Stored entries

>>>

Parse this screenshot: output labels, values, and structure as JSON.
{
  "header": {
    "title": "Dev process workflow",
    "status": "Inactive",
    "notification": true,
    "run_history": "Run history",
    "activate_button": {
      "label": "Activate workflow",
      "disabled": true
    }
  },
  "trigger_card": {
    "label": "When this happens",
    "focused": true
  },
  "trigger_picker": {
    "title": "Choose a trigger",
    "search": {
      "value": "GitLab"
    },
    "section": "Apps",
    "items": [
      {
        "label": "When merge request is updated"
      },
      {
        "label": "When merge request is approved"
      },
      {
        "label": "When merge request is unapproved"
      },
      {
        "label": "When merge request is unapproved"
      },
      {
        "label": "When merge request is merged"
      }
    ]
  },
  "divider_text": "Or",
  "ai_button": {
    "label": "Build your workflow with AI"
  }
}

<<<

Exercise instructions -
From the first line to the last, retype the data exactly.

The answer -
Parse this screenshot: output labels, values, and structure as JSON.
{
  "header": {
    "title": "Dev process workflow",
    "status": "Inactive",
    "notification": true,
    "run_history": "Run history",
    "activate_button": {
      "label": "Activate workflow",
      "disabled": true
    }
  },
  "trigger_card": {
    "label": "When this happens",
    "focused": true
  },
  "trigger_picker": {
    "title": "Choose a trigger",
    "search": {
      "value": "GitLab"
    },
    "section": "Apps",
    "items": [
      {
        "label": "When merge request is updated"
      },
      {
        "label": "When merge request is approved"
      },
      {
        "label": "When merge request is unapproved"
      },
      {
        "label": "When merge request is unapproved"
      },
      {
        "label": "When merge request is merged"
      }
    ]
  },
  "divider_text": "Or",
  "ai_button": {
    "label": "Build your workflow with AI"
  }
}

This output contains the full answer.